- [Task input]
::::

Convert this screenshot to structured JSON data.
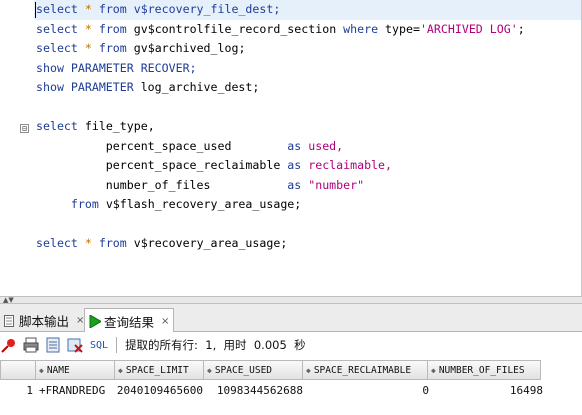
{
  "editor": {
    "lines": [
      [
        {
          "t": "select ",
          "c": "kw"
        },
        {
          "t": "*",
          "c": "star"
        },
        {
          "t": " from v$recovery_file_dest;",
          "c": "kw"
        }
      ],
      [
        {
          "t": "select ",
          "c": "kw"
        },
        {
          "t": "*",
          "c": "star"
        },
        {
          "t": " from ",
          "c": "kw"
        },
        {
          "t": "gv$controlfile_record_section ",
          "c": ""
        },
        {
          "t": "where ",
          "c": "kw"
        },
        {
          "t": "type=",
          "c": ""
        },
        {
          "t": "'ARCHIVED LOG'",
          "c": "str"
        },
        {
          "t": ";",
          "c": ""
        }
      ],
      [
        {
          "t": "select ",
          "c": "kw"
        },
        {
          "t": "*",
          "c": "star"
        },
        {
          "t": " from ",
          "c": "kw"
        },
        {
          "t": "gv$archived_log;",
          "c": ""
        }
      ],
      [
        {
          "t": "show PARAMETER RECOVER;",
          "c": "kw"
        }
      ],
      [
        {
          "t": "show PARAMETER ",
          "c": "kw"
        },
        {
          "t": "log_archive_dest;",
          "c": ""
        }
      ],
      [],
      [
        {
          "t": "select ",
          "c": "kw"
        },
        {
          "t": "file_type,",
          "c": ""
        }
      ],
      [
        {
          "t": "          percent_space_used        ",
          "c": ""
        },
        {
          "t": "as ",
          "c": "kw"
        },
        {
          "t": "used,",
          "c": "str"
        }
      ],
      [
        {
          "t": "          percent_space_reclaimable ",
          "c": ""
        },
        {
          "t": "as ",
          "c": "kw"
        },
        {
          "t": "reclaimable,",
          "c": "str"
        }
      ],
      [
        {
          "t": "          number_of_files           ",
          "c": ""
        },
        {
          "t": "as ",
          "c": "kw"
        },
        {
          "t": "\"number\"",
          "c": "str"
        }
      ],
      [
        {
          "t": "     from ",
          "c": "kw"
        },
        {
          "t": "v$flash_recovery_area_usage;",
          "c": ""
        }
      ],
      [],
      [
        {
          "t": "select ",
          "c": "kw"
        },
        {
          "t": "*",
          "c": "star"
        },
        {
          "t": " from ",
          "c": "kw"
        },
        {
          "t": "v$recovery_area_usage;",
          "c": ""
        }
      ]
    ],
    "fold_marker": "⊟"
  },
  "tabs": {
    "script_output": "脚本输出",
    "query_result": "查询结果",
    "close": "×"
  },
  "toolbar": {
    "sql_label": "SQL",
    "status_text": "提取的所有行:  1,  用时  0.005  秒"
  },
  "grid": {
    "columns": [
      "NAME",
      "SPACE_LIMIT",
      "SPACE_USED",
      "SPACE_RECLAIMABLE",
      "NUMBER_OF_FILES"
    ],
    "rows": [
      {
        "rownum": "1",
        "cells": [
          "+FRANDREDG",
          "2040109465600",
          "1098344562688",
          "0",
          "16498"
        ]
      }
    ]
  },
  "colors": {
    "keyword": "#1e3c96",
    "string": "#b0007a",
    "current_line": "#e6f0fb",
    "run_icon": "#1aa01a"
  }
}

::::

- [Written exercise] Print out the material word for word, omitting the pictures.

- [Written solution]
Convert this screenshot to structured JSON data.
{
  "editor": {
    "lines": [
      [
        {
          "t": "select ",
          "c": "kw"
        },
        {
          "t": "*",
          "c": "star"
        },
        {
          "t": " from v$recovery_file_dest;",
          "c": "kw"
        }
      ],
      [
        {
          "t": "select ",
          "c": "kw"
        },
        {
          "t": "*",
          "c": "star"
        },
        {
          "t": " from ",
          "c": "kw"
        },
        {
          "t": "gv$controlfile_record_section ",
          "c": ""
        },
        {
          "t": "where ",
          "c": "kw"
        },
        {
          "t": "type=",
          "c": ""
        },
        {
          "t": "'ARCHIVED LOG'",
          "c": "str"
        },
        {
          "t": ";",
          "c": ""
        }
      ],
      [
        {
          "t": "select ",
          "c": "kw"
        },
        {
          "t": "*",
          "c": "star"
        },
        {
          "t": " from ",
          "c": "kw"
        },
        {
          "t": "gv$archived_log;",
          "c": ""
        }
      ],
      [
        {
          "t": "show PARAMETER RECOVER;",
          "c": "kw"
        }
      ],
      [
        {
          "t": "show PARAMETER ",
          "c": "kw"
        },
        {
          "t": "log_archive_dest;",
          "c": ""
        }
      ],
      [],
      [
        {
          "t": "select ",
          "c": "kw"
        },
        {
          "t": "file_type,",
          "c": ""
        }
      ],
      [
        {
          "t": "          percent_space_used        ",
          "c": ""
        },
        {
          "t": "as ",
          "c": "kw"
        },
        {
          "t": "used,",
          "c": "str"
        }
      ],
      [
        {
          "t": "          percent_space_reclaimable ",
          "c": ""
        },
        {
          "t": "as ",
          "c": "kw"
        },
        {
          "t": "reclaimable,",
          "c": "str"
        }
      ],
      [
        {
          "t": "          number_of_files           ",
          "c": ""
        },
        {
          "t": "as ",
          "c": "kw"
        },
        {
          "t": "\"number\"",
          "c": "str"
        }
      ],
      [
        {
          "t": "     from ",
          "c": "kw"
        },
        {
          "t": "v$flash_recovery_area_usage;",
          "c": ""
        }
      ],
      [],
      [
        {
          "t": "select ",
          "c": "kw"
        },
        {
          "t": "*",
          "c": "star"
        },
        {
          "t": " from ",
          "c": "kw"
        },
        {
          "t": "v$recovery_area_usage;",
          "c": ""
        }
      ]
    ],
    "fold_marker": "⊟"
  },
  "tabs": {
    "script_output": "脚本输出",
    "query_result": "查询结果",
    "close": "×"
  },
  "toolbar": {
    "sql_label": "SQL",
    "status_text": "提取的所有行:  1,  用时  0.005  秒"
  },
  "grid": {
    "columns": [
      "NAME",
      "SPACE_LIMIT",
      "SPACE_USED",
      "SPACE_RECLAIMABLE",
      "NUMBER_OF_FILES"
    ],
    "rows": [
      {
        "rownum": "1",
        "cells": [
          "+FRANDREDG",
          "2040109465600",
          "1098344562688",
          "0",
          "16498"
        ]
      }
    ]
  },
  "colors": {
    "keyword": "#1e3c96",
    "string": "#b0007a",
    "current_line": "#e6f0fb",
    "run_icon": "#1aa01a"
  }
}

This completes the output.